Recipe is not mine. I used this recipe here with some key differences based on what I'm used to/what I like.

  1. I skipped the marinade step, as well as the white pepper, corn starch and salt.
  2. I used pork belly instead of ground pork, cut into tiny pieces about 1/3rd of an inch cubes. I cook this directly instead of doing any marinading. Even oil is optional as the pork belly has more than enough oil to "fry" the sauce. I would cook the pork until a lot of the fat/oil has been extracted out before adding the garlic/ginger/star anise. This is what I "fry" the sauce with.
  3. I omitted the shiitake mushrooms.
  4. I added a couple of star anise. I add this in with the garlic and ginger. After the sauce is done, fish them out and discard.
  5. Nearing the completion of the sauce I add a bunch of green onions. Around 2 stalks.
  6. I don't remember the recipe mentioning this but this is a critical step in my opinion. After simmering the sauce for 15-20 minutes you will likely need to make sure the sauce is not too thin otherwise it will not cling to the noodles. The consistency you want is around what pasta sauce is. If the sauce is too thin bring the sauce to a boil, uncovered and keep boiling and stirring until the thickness is correct. If you over thicken it, just add some water.

▶ Materials provided:
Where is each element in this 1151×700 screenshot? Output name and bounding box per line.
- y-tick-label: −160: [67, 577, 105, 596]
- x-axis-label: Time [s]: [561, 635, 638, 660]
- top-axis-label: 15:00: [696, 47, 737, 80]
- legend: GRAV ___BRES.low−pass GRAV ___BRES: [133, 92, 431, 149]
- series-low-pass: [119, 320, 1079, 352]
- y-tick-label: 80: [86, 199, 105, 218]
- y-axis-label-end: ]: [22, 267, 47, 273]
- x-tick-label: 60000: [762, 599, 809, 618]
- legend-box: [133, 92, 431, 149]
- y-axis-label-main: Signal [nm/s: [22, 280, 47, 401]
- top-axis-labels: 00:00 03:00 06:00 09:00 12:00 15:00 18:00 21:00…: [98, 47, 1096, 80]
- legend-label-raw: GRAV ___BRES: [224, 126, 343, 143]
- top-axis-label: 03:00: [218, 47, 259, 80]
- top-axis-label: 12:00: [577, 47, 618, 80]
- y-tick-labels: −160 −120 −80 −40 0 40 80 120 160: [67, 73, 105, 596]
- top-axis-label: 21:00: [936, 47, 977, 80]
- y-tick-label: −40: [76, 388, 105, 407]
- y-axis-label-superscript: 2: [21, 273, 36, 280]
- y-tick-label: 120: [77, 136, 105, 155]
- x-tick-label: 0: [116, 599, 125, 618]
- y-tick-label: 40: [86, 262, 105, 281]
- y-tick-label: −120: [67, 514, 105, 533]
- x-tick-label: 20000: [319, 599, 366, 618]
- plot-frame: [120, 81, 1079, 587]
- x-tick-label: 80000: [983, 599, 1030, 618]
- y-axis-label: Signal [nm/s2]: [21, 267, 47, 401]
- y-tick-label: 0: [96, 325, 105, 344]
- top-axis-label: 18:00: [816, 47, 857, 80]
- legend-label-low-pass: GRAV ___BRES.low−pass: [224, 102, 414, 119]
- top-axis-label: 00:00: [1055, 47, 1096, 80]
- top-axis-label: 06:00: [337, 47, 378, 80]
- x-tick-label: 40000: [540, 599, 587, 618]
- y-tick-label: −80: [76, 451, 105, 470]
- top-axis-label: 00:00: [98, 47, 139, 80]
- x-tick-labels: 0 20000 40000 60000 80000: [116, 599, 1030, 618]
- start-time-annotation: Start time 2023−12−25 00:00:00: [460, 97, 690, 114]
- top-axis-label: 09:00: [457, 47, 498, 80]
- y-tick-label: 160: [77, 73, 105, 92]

▶ Jobs:
[1] Can you reproduce the recipe notes between "Recipe is not" and "the shiitake mushrooms.", inclusive, substituting "button mushrooms" for "shiitake mushrooms"?
[2] Could you duplicate the records, from their first line through the line holding "- y-axis-label-end: ]: [22, 267, 47, 273]", inclusive?
The recipe notes and the records have nothing to do with each other.

▶ Complete answers:
[1]
Recipe is not mine. I used this recipe here with some key differences based on what I'm used to/what I like.

  1. I skipped the marinade step, as well as the white pepper, corn starch and salt.
  2. I used pork belly instead of ground pork, cut into tiny pieces about 1/3rd of an inch cubes. I cook this directly instead of doing any marinading. Even oil is optional as the pork belly has more than enough oil to "fry" the sauce. I would cook the pork until a lot of the fat/oil has been extracted out before adding the garlic/ginger/star anise. This is what I "fry" the sauce with.
  3. I omitted the button mushrooms.

[2]
Where is each element in this 1151×700 screenshot? Output name and bounding box per line.
- y-tick-label: −160: [67, 577, 105, 596]
- x-axis-label: Time [s]: [561, 635, 638, 660]
- top-axis-label: 15:00: [696, 47, 737, 80]
- legend: GRAV ___BRES.low−pass GRAV ___BRES: [133, 92, 431, 149]
- series-low-pass: [119, 320, 1079, 352]
- y-tick-label: 80: [86, 199, 105, 218]
- y-axis-label-end: ]: [22, 267, 47, 273]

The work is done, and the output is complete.